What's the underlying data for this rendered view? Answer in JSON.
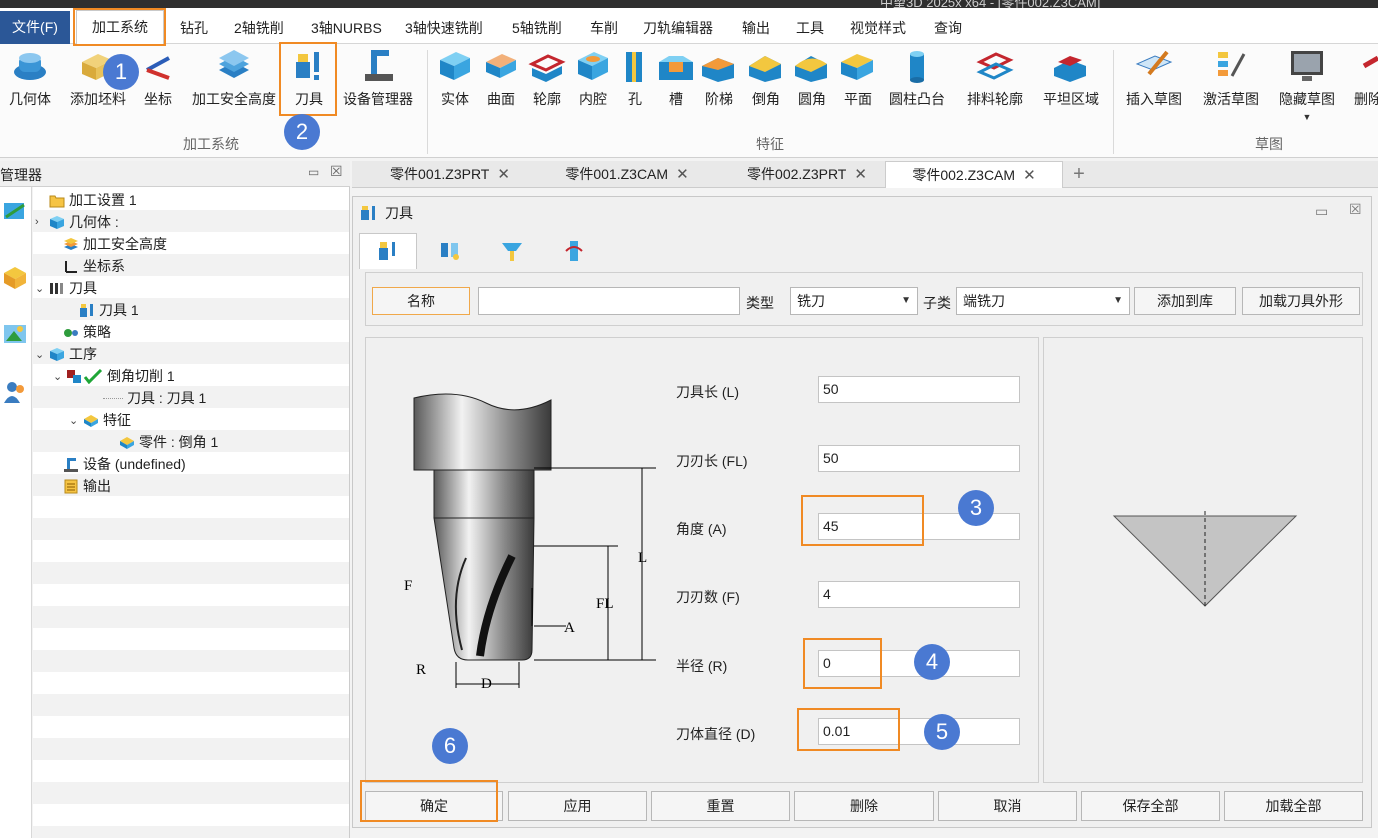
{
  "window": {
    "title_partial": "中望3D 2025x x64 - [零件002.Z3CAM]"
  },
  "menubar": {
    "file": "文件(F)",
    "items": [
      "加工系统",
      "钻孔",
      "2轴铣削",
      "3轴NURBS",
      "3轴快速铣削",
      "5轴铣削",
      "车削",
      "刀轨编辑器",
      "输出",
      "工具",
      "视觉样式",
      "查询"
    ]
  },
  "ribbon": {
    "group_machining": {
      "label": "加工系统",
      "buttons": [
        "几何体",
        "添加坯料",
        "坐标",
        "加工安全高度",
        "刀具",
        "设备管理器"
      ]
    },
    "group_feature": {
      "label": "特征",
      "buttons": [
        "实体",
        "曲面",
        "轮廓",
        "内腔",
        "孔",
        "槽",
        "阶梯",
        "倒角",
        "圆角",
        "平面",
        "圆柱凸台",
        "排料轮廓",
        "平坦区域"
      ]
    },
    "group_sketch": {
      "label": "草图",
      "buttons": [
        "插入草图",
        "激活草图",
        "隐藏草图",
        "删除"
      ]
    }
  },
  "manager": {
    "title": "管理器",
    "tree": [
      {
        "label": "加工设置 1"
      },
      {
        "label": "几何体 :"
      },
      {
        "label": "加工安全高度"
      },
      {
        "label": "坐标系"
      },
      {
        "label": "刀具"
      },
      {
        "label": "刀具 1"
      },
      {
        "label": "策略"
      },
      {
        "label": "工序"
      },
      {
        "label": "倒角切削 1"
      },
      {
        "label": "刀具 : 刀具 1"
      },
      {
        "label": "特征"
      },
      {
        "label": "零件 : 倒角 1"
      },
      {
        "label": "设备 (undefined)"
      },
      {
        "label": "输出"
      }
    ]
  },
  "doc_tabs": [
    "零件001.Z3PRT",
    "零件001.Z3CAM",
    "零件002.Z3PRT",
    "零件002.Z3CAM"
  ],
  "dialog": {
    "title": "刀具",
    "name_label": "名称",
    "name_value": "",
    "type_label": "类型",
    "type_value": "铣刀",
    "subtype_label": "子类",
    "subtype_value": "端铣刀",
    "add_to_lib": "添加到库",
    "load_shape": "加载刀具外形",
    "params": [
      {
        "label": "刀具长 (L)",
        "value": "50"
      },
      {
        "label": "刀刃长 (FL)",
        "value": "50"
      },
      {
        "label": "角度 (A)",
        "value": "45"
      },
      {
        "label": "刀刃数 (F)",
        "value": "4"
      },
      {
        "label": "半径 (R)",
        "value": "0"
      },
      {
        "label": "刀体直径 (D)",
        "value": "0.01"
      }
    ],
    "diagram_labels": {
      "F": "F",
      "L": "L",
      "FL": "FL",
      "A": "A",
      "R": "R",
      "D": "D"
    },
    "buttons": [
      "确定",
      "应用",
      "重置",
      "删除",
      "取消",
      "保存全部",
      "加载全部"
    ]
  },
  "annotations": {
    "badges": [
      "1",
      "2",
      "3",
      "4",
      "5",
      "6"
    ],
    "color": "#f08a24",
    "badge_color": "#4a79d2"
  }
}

● ● ● ● ● ● ●

__Task to carry out__
Print the full listing exactly, dropping the pictures.

__Finished answer__
What's the underlying data for this rendered view? Answer in JSON.
{
  "window": {
    "title_partial": "中望3D 2025x x64 - [零件002.Z3CAM]"
  },
  "menubar": {
    "file": "文件(F)",
    "items": [
      "加工系统",
      "钻孔",
      "2轴铣削",
      "3轴NURBS",
      "3轴快速铣削",
      "5轴铣削",
      "车削",
      "刀轨编辑器",
      "输出",
      "工具",
      "视觉样式",
      "查询"
    ]
  },
  "ribbon": {
    "group_machining": {
      "label": "加工系统",
      "buttons": [
        "几何体",
        "添加坯料",
        "坐标",
        "加工安全高度",
        "刀具",
        "设备管理器"
      ]
    },
    "group_feature": {
      "label": "特征",
      "buttons": [
        "实体",
        "曲面",
        "轮廓",
        "内腔",
        "孔",
        "槽",
        "阶梯",
        "倒角",
        "圆角",
        "平面",
        "圆柱凸台",
        "排料轮廓",
        "平坦区域"
      ]
    },
    "group_sketch": {
      "label": "草图",
      "buttons": [
        "插入草图",
        "激活草图",
        "隐藏草图",
        "删除"
      ]
    }
  },
  "manager": {
    "title": "管理器",
    "tree": [
      {
        "label": "加工设置 1"
      },
      {
        "label": "几何体 :"
      },
      {
        "label": "加工安全高度"
      },
      {
        "label": "坐标系"
      },
      {
        "label": "刀具"
      },
      {
        "label": "刀具 1"
      },
      {
        "label": "策略"
      },
      {
        "label": "工序"
      },
      {
        "label": "倒角切削 1"
      },
      {
        "label": "刀具 : 刀具 1"
      },
      {
        "label": "特征"
      },
      {
        "label": "零件 : 倒角 1"
      },
      {
        "label": "设备 (undefined)"
      },
      {
        "label": "输出"
      }
    ]
  },
  "doc_tabs": [
    "零件001.Z3PRT",
    "零件001.Z3CAM",
    "零件002.Z3PRT",
    "零件002.Z3CAM"
  ],
  "dialog": {
    "title": "刀具",
    "name_label": "名称",
    "name_value": "",
    "type_label": "类型",
    "type_value": "铣刀",
    "subtype_label": "子类",
    "subtype_value": "端铣刀",
    "add_to_lib": "添加到库",
    "load_shape": "加载刀具外形",
    "params": [
      {
        "label": "刀具长 (L)",
        "value": "50"
      },
      {
        "label": "刀刃长 (FL)",
        "value": "50"
      },
      {
        "label": "角度 (A)",
        "value": "45"
      },
      {
        "label": "刀刃数 (F)",
        "value": "4"
      },
      {
        "label": "半径 (R)",
        "value": "0"
      },
      {
        "label": "刀体直径 (D)",
        "value": "0.01"
      }
    ],
    "diagram_labels": {
      "F": "F",
      "L": "L",
      "FL": "FL",
      "A": "A",
      "R": "R",
      "D": "D"
    },
    "buttons": [
      "确定",
      "应用",
      "重置",
      "删除",
      "取消",
      "保存全部",
      "加载全部"
    ]
  },
  "annotations": {
    "badges": [
      "1",
      "2",
      "3",
      "4",
      "5",
      "6"
    ],
    "color": "#f08a24",
    "badge_color": "#4a79d2"
  }
}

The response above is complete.